• STATED PROBLEM
Reproduce the entries below verbatim, from their first line through the line containing "The chuck jaws 8 is at (390, 145).", inclusive. Omit the pictures from your output.

• DATASET ROWS
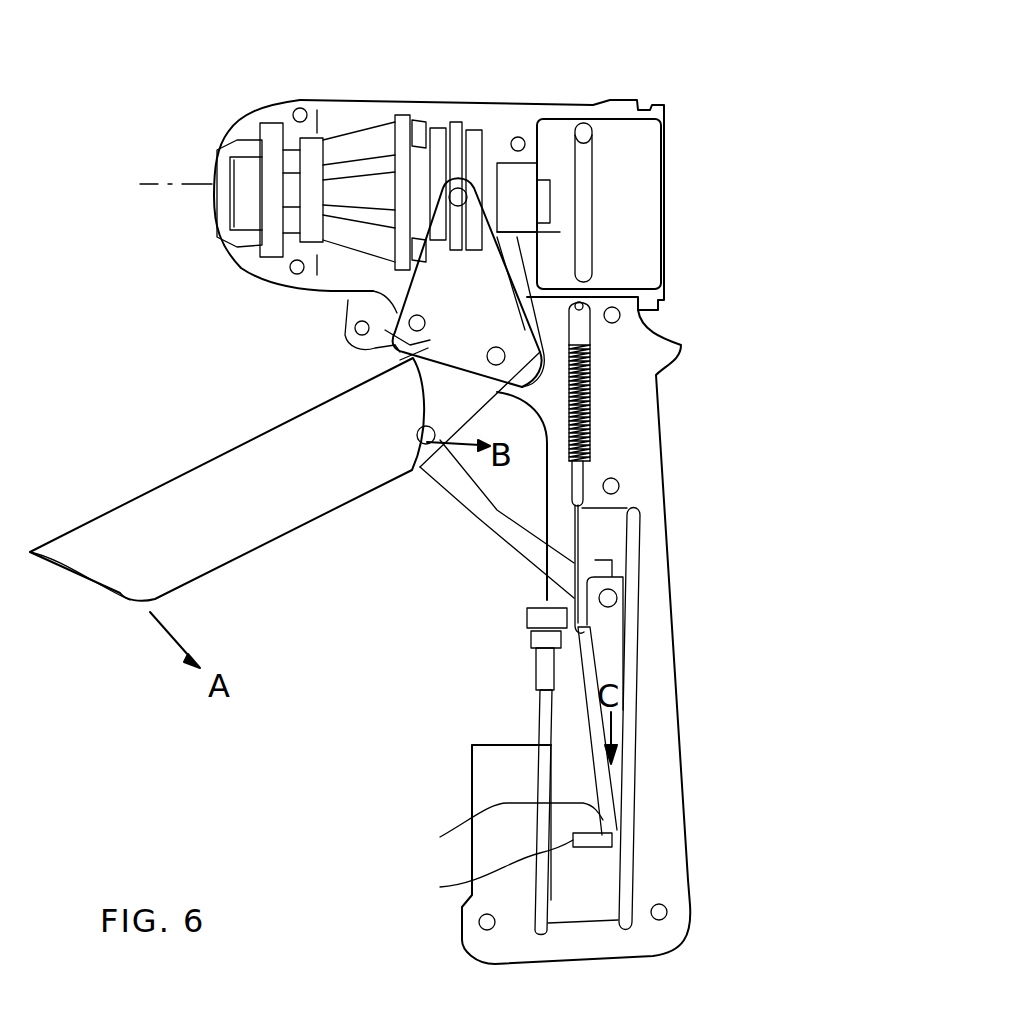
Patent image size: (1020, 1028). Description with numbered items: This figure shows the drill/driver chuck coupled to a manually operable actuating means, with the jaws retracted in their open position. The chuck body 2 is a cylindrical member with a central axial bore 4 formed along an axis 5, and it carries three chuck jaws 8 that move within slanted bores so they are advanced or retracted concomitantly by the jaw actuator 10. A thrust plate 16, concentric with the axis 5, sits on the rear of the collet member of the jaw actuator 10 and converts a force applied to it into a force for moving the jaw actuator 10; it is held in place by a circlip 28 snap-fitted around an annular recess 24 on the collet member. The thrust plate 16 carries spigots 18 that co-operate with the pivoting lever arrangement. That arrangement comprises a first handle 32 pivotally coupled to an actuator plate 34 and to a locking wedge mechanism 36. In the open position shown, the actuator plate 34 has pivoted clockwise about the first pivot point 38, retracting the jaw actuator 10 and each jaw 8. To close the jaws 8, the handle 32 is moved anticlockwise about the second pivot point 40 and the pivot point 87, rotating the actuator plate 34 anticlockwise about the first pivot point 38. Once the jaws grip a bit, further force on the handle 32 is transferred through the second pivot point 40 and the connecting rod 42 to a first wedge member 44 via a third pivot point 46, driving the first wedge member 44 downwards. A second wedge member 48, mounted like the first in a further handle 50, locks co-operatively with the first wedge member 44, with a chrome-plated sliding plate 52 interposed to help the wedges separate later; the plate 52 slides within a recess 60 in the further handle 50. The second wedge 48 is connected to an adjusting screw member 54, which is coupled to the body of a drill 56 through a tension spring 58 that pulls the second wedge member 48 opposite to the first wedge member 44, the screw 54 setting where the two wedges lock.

The chuck body 2 is at (233, 228).
The central axial bore 4 is at (207, 162).
The axis 5 is at (175, 184).
The chuck jaws 8 is at (390, 145).
The jaw actuator 10 is at (405, 145).
The thrust plate 16 is at (455, 140).
The spigots 18 is at (508, 140).
The annular recess 24 is at (440, 150).
The circlip 28 is at (485, 140).
The first handle 32 is at (202, 558).
The actuator plate 34 is at (347, 315).
The locking wedge mechanism 36 is at (485, 674).
The first pivot point 38 is at (392, 350).
The second pivot point 40 is at (422, 448).
The connecting rod 42 is at (491, 517).
The first wedge member 44 is at (625, 661).
The third pivot point 46 is at (618, 598).
The second wedge member 48 is at (548, 742).
The further handle 50 is at (660, 422).
The sliding plate 52 is at (440, 837).
The adjusting screw member 54 is at (527, 617).
The body of a drill 56 is at (620, 100).
The tension spring 58 is at (592, 375).
The recess 60 is at (440, 887).
The pivot point 87 is at (496, 347).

• RESULT
Patent image size: (1020, 1028). Description with numbered items: This figure shows the drill/driver chuck coupled to a manually operable actuating means, with the jaws retracted in their open position. The chuck body 2 is a cylindrical member with a central axial bore 4 formed along an axis 5, and it carries three chuck jaws 8 that move within slanted bores so they are advanced or retracted concomitantly by the jaw actuator 10. A thrust plate 16, concentric with the axis 5, sits on the rear of the collet member of the jaw actuator 10 and converts a force applied to it into a force for moving the jaw actuator 10; it is held in place by a circlip 28 snap-fitted around an annular recess 24 on the collet member. The thrust plate 16 carries spigots 18 that co-operate with the pivoting lever arrangement. That arrangement comprises a first handle 32 pivotally coupled to an actuator plate 34 and to a locking wedge mechanism 36. In the open position shown, the actuator plate 34 has pivoted clockwise about the first pivot point 38, retracting the jaw actuator 10 and each jaw 8. To close the jaws 8, the handle 32 is moved anticlockwise about the second pivot point 40 and the pivot point 87, rotating the actuator plate 34 anticlockwise about the first pivot point 38. Once the jaws grip a bit, further force on the handle 32 is transferred through the second pivot point 40 and the connecting rod 42 to a first wedge member 44 via a third pivot point 46, driving the first wedge member 44 downwards. A second wedge member 48, mounted like the first in a further handle 50, locks co-operatively with the first wedge member 44, with a chrome-plated sliding plate 52 interposed to help the wedges separate later; the plate 52 slides within a recess 60 in the further handle 50. The second wedge 48 is connected to an adjusting screw member 54, which is coupled to the body of a drill 56 through a tension spring 58 that pulls the second wedge member 48 opposite to the first wedge member 44, the screw 54 setting where the two wedges lock.

The chuck body 2 is at (233, 228).
The central axial bore 4 is at (207, 162).
The axis 5 is at (175, 184).
The chuck jaws 8 is at (390, 145).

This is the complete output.